DATA SUPPLIED:

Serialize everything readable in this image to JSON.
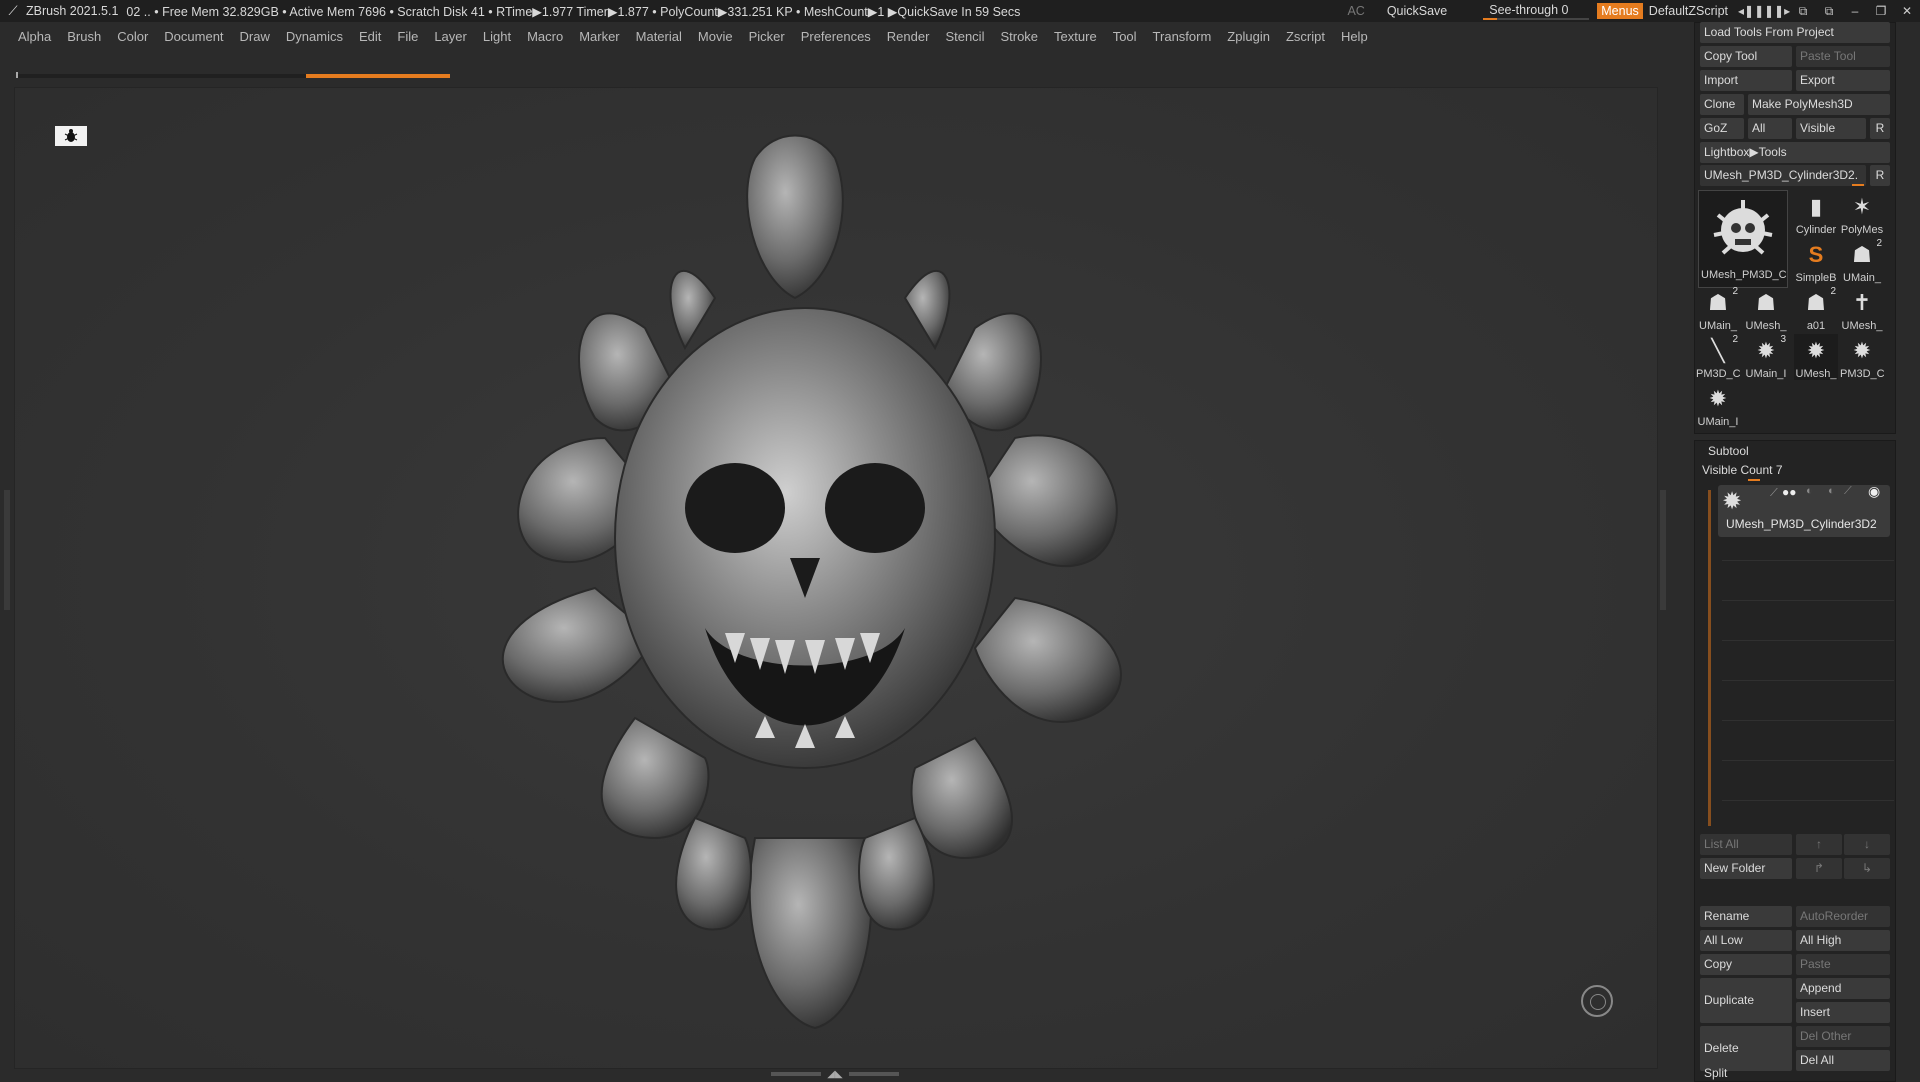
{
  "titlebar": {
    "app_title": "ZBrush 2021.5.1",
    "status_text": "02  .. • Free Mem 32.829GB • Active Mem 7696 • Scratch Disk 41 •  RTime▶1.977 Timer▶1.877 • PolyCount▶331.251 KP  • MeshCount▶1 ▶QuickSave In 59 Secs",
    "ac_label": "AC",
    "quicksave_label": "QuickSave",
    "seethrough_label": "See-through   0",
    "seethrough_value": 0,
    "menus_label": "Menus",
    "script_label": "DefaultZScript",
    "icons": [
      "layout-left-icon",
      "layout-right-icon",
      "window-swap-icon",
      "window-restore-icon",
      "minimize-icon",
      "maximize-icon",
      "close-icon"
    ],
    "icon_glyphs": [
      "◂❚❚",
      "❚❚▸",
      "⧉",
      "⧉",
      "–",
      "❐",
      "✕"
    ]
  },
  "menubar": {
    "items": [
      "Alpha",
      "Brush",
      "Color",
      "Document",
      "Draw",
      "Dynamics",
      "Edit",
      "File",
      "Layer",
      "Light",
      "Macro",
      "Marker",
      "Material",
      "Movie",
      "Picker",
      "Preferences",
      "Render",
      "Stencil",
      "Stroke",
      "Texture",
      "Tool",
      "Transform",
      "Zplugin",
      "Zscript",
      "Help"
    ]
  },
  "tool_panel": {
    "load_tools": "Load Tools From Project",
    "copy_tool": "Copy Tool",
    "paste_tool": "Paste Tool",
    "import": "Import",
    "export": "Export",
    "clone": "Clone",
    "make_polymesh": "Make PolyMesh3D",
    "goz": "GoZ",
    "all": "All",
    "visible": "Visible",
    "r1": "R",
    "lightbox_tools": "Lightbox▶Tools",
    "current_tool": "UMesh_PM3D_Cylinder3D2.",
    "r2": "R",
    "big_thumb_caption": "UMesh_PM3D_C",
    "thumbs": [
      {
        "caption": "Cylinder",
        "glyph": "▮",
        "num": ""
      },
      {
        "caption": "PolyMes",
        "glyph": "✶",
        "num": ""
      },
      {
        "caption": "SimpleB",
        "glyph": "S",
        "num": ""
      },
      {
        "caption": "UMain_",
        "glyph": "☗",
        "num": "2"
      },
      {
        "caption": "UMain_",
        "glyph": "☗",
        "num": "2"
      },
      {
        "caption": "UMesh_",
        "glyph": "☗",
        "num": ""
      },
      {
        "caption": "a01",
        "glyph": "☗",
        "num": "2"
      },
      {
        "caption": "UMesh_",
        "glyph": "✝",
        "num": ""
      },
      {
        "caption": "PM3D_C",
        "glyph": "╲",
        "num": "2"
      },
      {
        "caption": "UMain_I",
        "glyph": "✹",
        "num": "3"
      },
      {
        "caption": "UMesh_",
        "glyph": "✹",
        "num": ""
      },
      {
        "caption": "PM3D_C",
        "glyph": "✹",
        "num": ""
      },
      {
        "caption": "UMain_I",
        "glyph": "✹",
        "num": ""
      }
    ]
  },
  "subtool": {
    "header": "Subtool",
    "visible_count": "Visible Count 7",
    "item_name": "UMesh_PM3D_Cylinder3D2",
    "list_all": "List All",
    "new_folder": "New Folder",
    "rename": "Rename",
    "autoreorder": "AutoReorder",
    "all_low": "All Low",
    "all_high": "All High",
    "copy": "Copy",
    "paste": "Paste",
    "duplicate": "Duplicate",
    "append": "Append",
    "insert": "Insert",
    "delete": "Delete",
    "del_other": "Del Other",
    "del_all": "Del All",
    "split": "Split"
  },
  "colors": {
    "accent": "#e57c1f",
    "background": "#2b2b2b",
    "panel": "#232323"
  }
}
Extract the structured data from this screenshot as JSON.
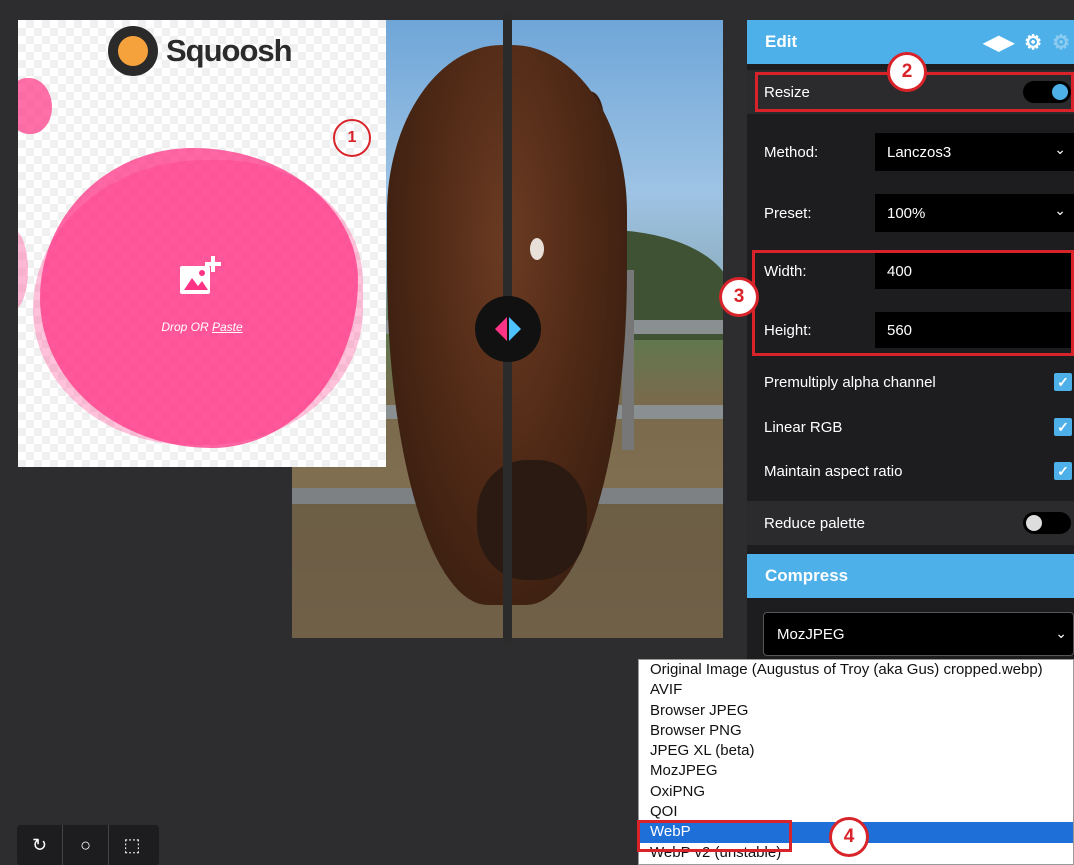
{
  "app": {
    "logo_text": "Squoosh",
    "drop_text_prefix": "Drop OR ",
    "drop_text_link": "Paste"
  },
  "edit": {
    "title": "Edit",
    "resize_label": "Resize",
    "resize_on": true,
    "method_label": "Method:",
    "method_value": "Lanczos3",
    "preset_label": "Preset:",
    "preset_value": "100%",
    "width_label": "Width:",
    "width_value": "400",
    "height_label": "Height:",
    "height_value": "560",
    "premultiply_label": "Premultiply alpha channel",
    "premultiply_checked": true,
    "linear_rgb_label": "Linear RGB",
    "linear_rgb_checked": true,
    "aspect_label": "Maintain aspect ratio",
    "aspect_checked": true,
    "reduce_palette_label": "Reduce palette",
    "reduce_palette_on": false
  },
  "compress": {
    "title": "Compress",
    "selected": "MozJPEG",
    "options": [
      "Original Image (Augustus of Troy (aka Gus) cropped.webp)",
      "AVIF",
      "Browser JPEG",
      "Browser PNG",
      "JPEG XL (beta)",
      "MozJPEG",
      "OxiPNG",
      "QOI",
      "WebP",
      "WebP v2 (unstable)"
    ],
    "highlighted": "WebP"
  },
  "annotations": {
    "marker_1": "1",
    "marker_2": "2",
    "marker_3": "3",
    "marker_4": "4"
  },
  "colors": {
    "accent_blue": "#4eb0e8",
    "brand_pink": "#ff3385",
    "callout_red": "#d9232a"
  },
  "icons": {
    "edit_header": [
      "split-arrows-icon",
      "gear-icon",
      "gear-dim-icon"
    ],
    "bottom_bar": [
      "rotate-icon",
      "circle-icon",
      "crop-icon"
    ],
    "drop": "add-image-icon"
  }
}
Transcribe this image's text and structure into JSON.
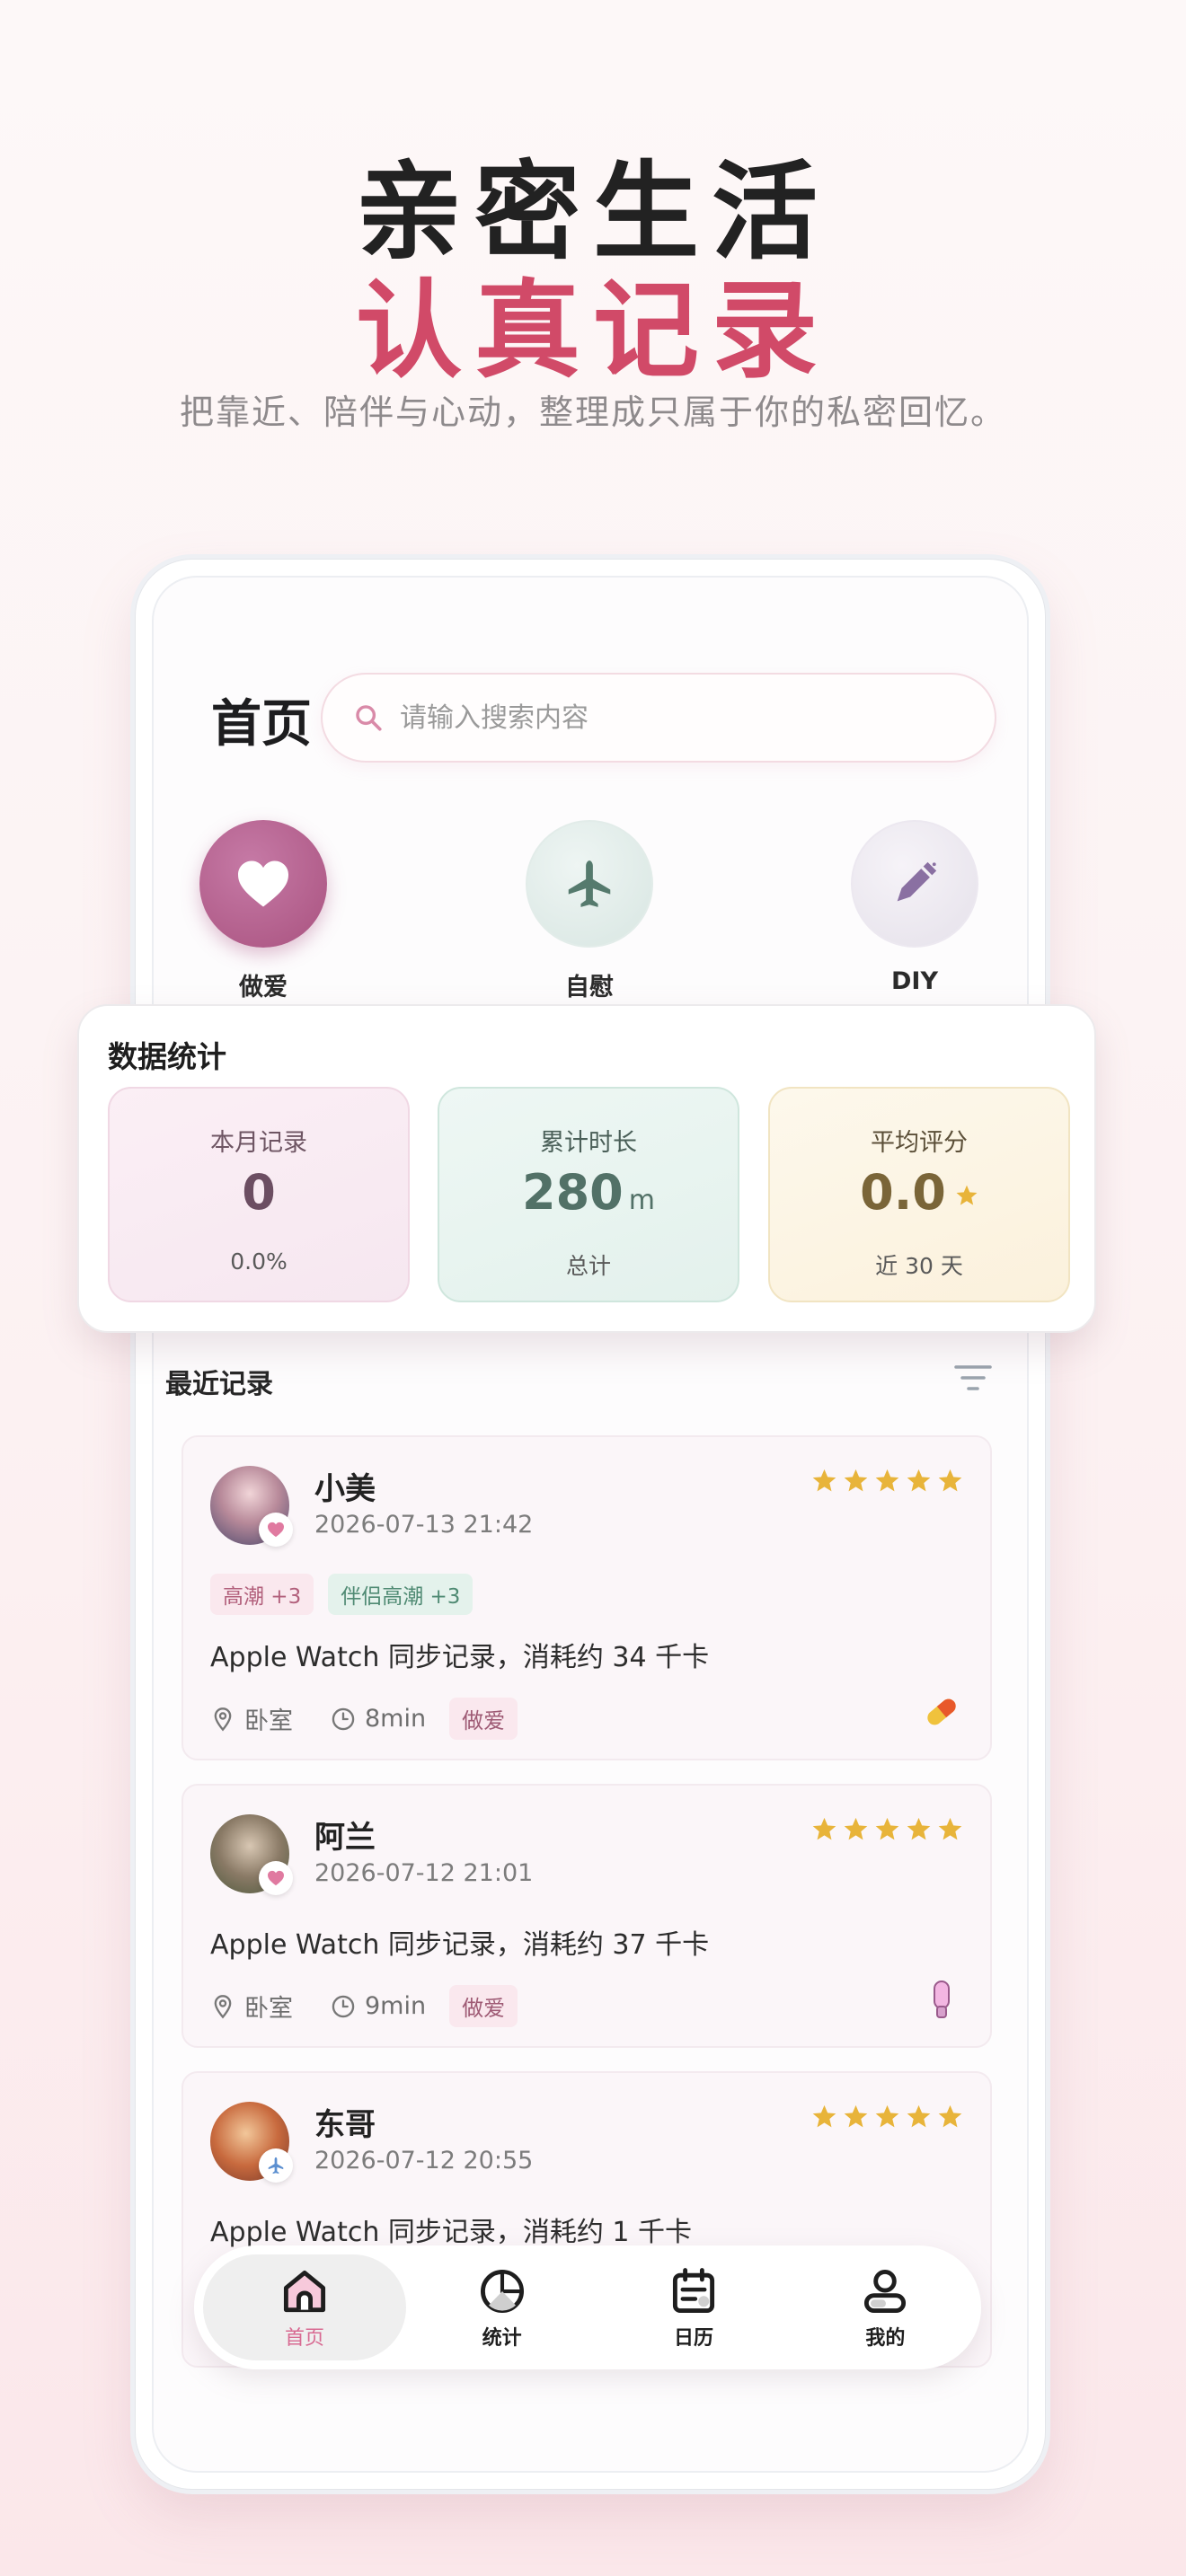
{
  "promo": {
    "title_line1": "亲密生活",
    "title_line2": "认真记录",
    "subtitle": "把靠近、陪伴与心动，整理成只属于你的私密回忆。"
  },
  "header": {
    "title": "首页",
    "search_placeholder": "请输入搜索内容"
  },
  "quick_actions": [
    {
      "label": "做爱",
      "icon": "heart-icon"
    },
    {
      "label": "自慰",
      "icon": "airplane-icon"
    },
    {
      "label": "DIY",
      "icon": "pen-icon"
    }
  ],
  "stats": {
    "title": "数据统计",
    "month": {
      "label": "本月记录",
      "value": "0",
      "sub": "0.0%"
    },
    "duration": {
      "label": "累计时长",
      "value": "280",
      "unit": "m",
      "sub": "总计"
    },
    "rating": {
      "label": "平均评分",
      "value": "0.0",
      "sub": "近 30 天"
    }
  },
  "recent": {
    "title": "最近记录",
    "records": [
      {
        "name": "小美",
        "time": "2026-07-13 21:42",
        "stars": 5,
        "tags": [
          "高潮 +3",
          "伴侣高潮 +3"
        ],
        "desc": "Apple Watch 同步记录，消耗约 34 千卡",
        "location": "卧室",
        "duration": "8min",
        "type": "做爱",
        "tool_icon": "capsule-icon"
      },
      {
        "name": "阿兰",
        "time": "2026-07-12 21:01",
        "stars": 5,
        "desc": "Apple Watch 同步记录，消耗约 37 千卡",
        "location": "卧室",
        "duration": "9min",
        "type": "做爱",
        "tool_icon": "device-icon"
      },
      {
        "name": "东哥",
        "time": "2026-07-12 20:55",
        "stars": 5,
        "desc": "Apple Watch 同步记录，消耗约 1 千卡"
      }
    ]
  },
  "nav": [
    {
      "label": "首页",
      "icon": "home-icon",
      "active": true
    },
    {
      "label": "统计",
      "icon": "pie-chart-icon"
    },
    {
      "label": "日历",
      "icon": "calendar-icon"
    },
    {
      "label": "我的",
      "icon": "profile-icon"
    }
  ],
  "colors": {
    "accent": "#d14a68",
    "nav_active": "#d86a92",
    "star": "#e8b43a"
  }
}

WRITTEN PROBLEM:
Of the lines in the material, how many contain the word "Apple"? Reply with the number and nothing else.

TASK ANSWER:
3